* DATA TO PROCESS:
-*-*-
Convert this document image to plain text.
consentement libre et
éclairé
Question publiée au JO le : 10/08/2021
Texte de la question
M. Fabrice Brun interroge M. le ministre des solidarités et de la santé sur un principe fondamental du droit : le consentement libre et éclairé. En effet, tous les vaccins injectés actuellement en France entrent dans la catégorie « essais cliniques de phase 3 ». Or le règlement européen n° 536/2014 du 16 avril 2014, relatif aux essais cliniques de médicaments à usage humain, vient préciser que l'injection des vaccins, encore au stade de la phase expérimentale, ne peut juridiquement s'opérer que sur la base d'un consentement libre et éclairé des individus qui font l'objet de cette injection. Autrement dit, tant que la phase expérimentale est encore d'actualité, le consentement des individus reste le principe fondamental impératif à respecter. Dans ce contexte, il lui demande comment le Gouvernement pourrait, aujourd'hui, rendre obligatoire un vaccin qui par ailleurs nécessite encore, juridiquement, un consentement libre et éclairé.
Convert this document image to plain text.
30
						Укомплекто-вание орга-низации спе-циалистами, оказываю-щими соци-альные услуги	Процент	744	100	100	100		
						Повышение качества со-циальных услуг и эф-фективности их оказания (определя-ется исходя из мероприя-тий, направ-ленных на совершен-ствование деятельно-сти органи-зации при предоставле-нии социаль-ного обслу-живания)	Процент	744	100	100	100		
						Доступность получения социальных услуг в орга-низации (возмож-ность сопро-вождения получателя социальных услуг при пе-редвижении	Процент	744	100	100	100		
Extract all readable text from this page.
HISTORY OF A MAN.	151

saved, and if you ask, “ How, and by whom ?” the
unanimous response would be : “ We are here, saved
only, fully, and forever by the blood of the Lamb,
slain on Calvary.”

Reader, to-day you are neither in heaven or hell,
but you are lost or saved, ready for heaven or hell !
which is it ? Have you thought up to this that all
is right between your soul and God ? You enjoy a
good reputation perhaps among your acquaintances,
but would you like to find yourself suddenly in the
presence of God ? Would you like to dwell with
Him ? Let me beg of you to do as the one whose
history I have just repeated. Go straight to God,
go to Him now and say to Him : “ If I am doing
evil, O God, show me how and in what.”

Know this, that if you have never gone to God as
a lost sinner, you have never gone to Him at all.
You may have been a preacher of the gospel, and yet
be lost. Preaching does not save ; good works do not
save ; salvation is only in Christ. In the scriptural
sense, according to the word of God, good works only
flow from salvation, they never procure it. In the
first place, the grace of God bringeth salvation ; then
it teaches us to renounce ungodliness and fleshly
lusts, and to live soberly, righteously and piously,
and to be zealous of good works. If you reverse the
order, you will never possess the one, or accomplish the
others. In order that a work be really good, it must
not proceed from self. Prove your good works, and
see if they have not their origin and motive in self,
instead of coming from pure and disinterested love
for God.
-*-*-
* REQUIREMENT: Every entry should be output exactly as written, please.

* RESPONSE:
Convert this document image to plain text.
consentement libre et
éclairé
Question publiée au JO le : 10/08/2021
Texte de la question
M. Fabrice Brun interroge M. le ministre des solidarités et de la santé sur un principe fondamental du droit : le consentement libre et éclairé. En effet, tous les vaccins injectés actuellement en France entrent dans la catégorie « essais cliniques de phase 3 ». Or le règlement européen n° 536/2014 du 16 avril 2014, relatif aux essais cliniques de médicaments à usage humain, vient préciser que l'injection des vaccins, encore au stade de la phase expérimentale, ne peut juridiquement s'opérer que sur la base d'un consentement libre et éclairé des individus qui font l'objet de cette injection. Autrement dit, tant que la phase expérimentale est encore d'actualité, le consentement des individus reste le principe fondamental impératif à respecter. Dans ce contexte, il lui demande comment le Gouvernement pourrait, aujourd'hui, rendre obligatoire un vaccin qui par ailleurs nécessite encore, juridiquement, un consentement libre et éclairé.
Convert this document image to plain text.
30
						Укомплекто-вание орга-низации спе-циалистами, оказываю-щими соци-альные услуги	Процент	744	100	100	100		
						Повышение качества со-циальных услуг и эф-фективности их оказания (определя-ется исходя из мероприя-тий, направ-ленных на совершен-ствование деятельно-сти органи-зации при предоставле-нии социаль-ного обслу-живания)	Процент	744	100	100	100		
						Доступность получения социальных услуг в орга-низации (возмож-ность сопро-вождения получателя социальных услуг при пе-редвижении	Процент	744	100	100	100		
Extract all readable text from this page.
HISTORY OF A MAN.	151

saved, and if you ask, “ How, and by whom ?” the
unanimous response would be : “ We are here, saved
only, fully, and forever by the blood of the Lamb,
slain on Calvary.”

Reader, to-day you are neither in heaven or hell,
but you are lost or saved, ready for heaven or hell !
which is it ? Have you thought up to this that all
is right between your soul and God ? You enjoy a
good reputation perhaps among your acquaintances,
but would you like to find yourself suddenly in the
presence of God ? Would you like to dwell with
Him ? Let me beg of you to do as the one whose
history I have just repeated. Go straight to God,
go to Him now and say to Him : “ If I am doing
evil, O God, show me how and in what.”

Know this, that if you have never gone to God as
a lost sinner, you have never gone to Him at all.
You may have been a preacher of the gospel, and yet
be lost. Preaching does not save ; good works do not
save ; salvation is only in Christ. In the scriptural
sense, according to the word of God, good works only
flow from salvation, they never procure it. In the
first place, the grace of God bringeth salvation ; then
it teaches us to renounce ungodliness and fleshly
lusts, and to live soberly, righteously and piously,
and to be zealous of good works. If you reverse the
order, you will never possess the one, or accomplish the
others. In order that a work be really good, it must
not proceed from self. Prove your good works, and
see if they have not their origin and motive in self,
instead of coming from pure and disinterested love
for God.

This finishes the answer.